Task to carry out: Reproduce every record below exactly as written, but leave out any pictures.

Provided records:

--------------------------------------------------

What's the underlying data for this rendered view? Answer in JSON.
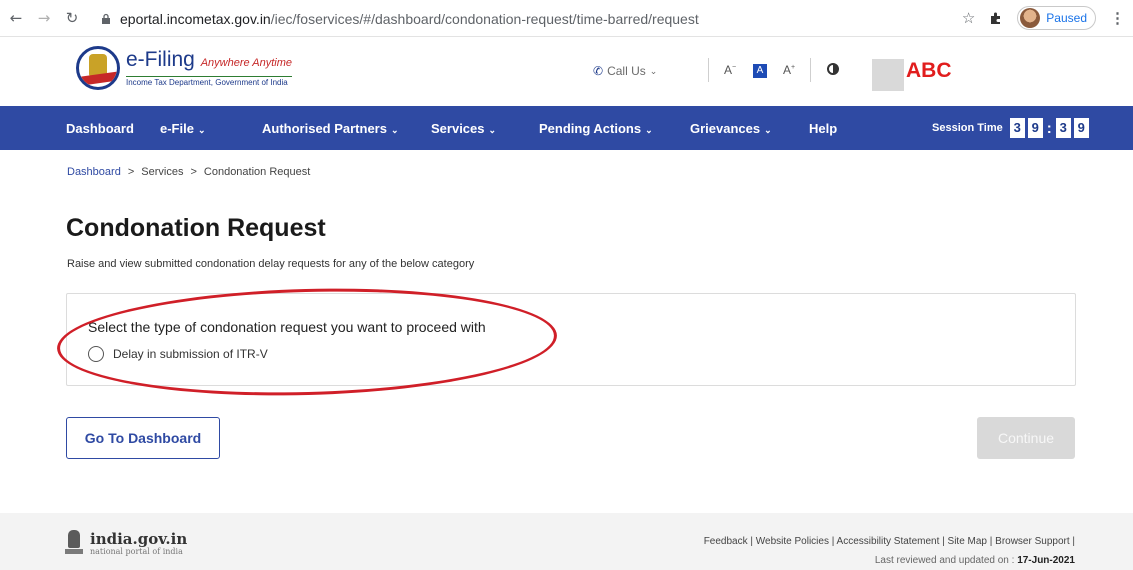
{
  "browser": {
    "url_host": "eportal.incometax.gov.in",
    "url_path": "/iec/foservices/#/dashboard/condonation-request/time-barred/request",
    "profile_status": "Paused"
  },
  "header": {
    "logo_main": "e-Filing",
    "logo_tagline": "Anywhere Anytime",
    "logo_sub": "Income Tax Department, Government of India",
    "call_us": "Call Us",
    "font_decrease": "A",
    "font_normal": "A",
    "font_increase": "A",
    "user_name": "ABC"
  },
  "nav": {
    "items": [
      {
        "label": "Dashboard",
        "chevron": false
      },
      {
        "label": "e-File",
        "chevron": true
      },
      {
        "label": "Authorised Partners",
        "chevron": true
      },
      {
        "label": "Services",
        "chevron": true
      },
      {
        "label": "Pending Actions",
        "chevron": true
      },
      {
        "label": "Grievances",
        "chevron": true
      },
      {
        "label": "Help",
        "chevron": false
      }
    ],
    "session_label": "Session Time",
    "session_digits": [
      "3",
      "9",
      "3",
      "9"
    ]
  },
  "breadcrumb": [
    "Dashboard",
    "Services",
    "Condonation Request"
  ],
  "page": {
    "title": "Condonation Request",
    "subtitle": "Raise and view submitted condonation delay requests for any of the below category"
  },
  "form": {
    "question": "Select the type of condonation request you want to proceed with",
    "options": [
      {
        "label": "Delay in submission of ITR-V",
        "selected": false
      }
    ]
  },
  "actions": {
    "back_label": "Go To Dashboard",
    "continue_label": "Continue"
  },
  "footer": {
    "portal_name": "india.gov.in",
    "portal_sub": "national portal of india",
    "links": "Feedback | Website Policies | Accessibility Statement | Site Map | Browser Support |",
    "updated_prefix": "Last reviewed and updated on :",
    "updated_date": "17-Jun-2021"
  },
  "colors": {
    "nav_bg": "#2f4aa3",
    "brand_blue": "#1d3a8a",
    "highlight_red": "#d01f28",
    "user_name_red": "#e11d1d"
  }
}
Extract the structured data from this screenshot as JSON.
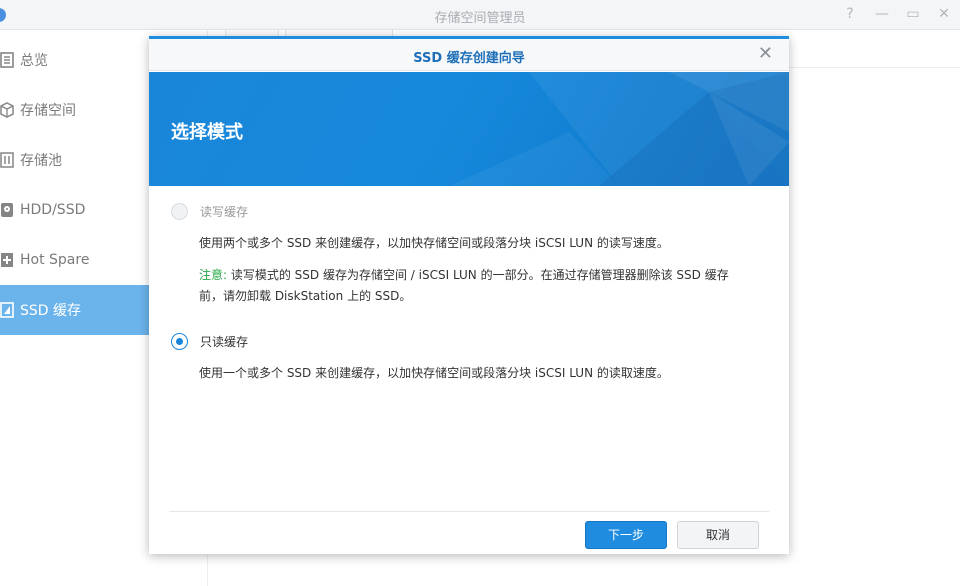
{
  "window": {
    "title": "存储空间管理员",
    "controls": [
      "pin-icon",
      "minimize-icon",
      "maximize-icon",
      "close-icon"
    ]
  },
  "sidebar": {
    "items": [
      {
        "label": "总览",
        "icon": "overview-icon"
      },
      {
        "label": "存储空间",
        "icon": "volume-icon"
      },
      {
        "label": "存储池",
        "icon": "storage-pool-icon"
      },
      {
        "label": "HDD/SSD",
        "icon": "disk-icon"
      },
      {
        "label": "Hot Spare",
        "icon": "hot-spare-icon"
      },
      {
        "label": "SSD 缓存",
        "icon": "ssd-cache-icon",
        "active": true
      }
    ]
  },
  "dialog": {
    "title": "SSD 缓存创建向导",
    "banner_title": "选择模式",
    "options": [
      {
        "label": "读写缓存",
        "disabled": true,
        "checked": false,
        "description": "使用两个或多个 SSD 来创建缓存，以加快存储空间或段落分块 iSCSI LUN 的读写速度。",
        "note_label": "注意:",
        "note_line1": " 读写模式的 SSD 缓存为存储空间 / iSCSI LUN 的一部分。在通过存储管理器删除该 SSD 缓存",
        "note_line2": "前，请勿卸载 DiskStation 上的 SSD。"
      },
      {
        "label": "只读缓存",
        "disabled": false,
        "checked": true,
        "description": "使用一个或多个 SSD 来创建缓存，以加快存储空间或段落分块 iSCSI LUN 的读取速度。"
      }
    ],
    "buttons": {
      "next": "下一步",
      "cancel": "取消"
    }
  },
  "colors": {
    "accent": "#1f8ce0",
    "note": "#28a745"
  }
}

--------------------------------------------------

Final result:
What's the underlying data for this rendered view? Answer in JSON.
{
  "browser": {
    "url_host": "eportal.incometax.gov.in",
    "url_path": "/iec/foservices/#/dashboard/condonation-request/time-barred/request",
    "profile_status": "Paused"
  },
  "header": {
    "logo_main": "e-Filing",
    "logo_tagline": "Anywhere Anytime",
    "logo_sub": "Income Tax Department, Government of India",
    "call_us": "Call Us",
    "font_decrease": "A",
    "font_normal": "A",
    "font_increase": "A",
    "user_name": "ABC"
  },
  "nav": {
    "items": [
      {
        "label": "Dashboard",
        "chevron": false
      },
      {
        "label": "e-File",
        "chevron": true
      },
      {
        "label": "Authorised Partners",
        "chevron": true
      },
      {
        "label": "Services",
        "chevron": true
      },
      {
        "label": "Pending Actions",
        "chevron": true
      },
      {
        "label": "Grievances",
        "chevron": true
      },
      {
        "label": "Help",
        "chevron": false
      }
    ],
    "session_label": "Session Time",
    "session_digits": [
      "3",
      "9",
      "3",
      "9"
    ]
  },
  "breadcrumb": [
    "Dashboard",
    "Services",
    "Condonation Request"
  ],
  "page": {
    "title": "Condonation Request",
    "subtitle": "Raise and view submitted condonation delay requests for any of the below category"
  },
  "form": {
    "question": "Select the type of condonation request you want to proceed with",
    "options": [
      {
        "label": "Delay in submission of ITR-V",
        "selected": false
      }
    ]
  },
  "actions": {
    "back_label": "Go To Dashboard",
    "continue_label": "Continue"
  },
  "footer": {
    "portal_name": "india.gov.in",
    "portal_sub": "national portal of india",
    "links": "Feedback | Website Policies | Accessibility Statement | Site Map | Browser Support |",
    "updated_prefix": "Last reviewed and updated on :",
    "updated_date": "17-Jun-2021"
  },
  "colors": {
    "nav_bg": "#2f4aa3",
    "brand_blue": "#1d3a8a",
    "highlight_red": "#d01f28",
    "user_name_red": "#e11d1d"
  }
}
Extract the structured data from this screenshot as JSON.
{
  "window": {
    "title": "存储空间管理员",
    "controls": [
      "pin-icon",
      "minimize-icon",
      "maximize-icon",
      "close-icon"
    ]
  },
  "sidebar": {
    "items": [
      {
        "label": "总览",
        "icon": "overview-icon"
      },
      {
        "label": "存储空间",
        "icon": "volume-icon"
      },
      {
        "label": "存储池",
        "icon": "storage-pool-icon"
      },
      {
        "label": "HDD/SSD",
        "icon": "disk-icon"
      },
      {
        "label": "Hot Spare",
        "icon": "hot-spare-icon"
      },
      {
        "label": "SSD 缓存",
        "icon": "ssd-cache-icon",
        "active": true
      }
    ]
  },
  "dialog": {
    "title": "SSD 缓存创建向导",
    "banner_title": "选择模式",
    "options": [
      {
        "label": "读写缓存",
        "disabled": true,
        "checked": false,
        "description": "使用两个或多个 SSD 来创建缓存，以加快存储空间或段落分块 iSCSI LUN 的读写速度。",
        "note_label": "注意:",
        "note_line1": " 读写模式的 SSD 缓存为存储空间 / iSCSI LUN 的一部分。在通过存储管理器删除该 SSD 缓存",
        "note_line2": "前，请勿卸载 DiskStation 上的 SSD。"
      },
      {
        "label": "只读缓存",
        "disabled": false,
        "checked": true,
        "description": "使用一个或多个 SSD 来创建缓存，以加快存储空间或段落分块 iSCSI LUN 的读取速度。"
      }
    ],
    "buttons": {
      "next": "下一步",
      "cancel": "取消"
    }
  },
  "colors": {
    "accent": "#1f8ce0",
    "note": "#28a745"
  }
}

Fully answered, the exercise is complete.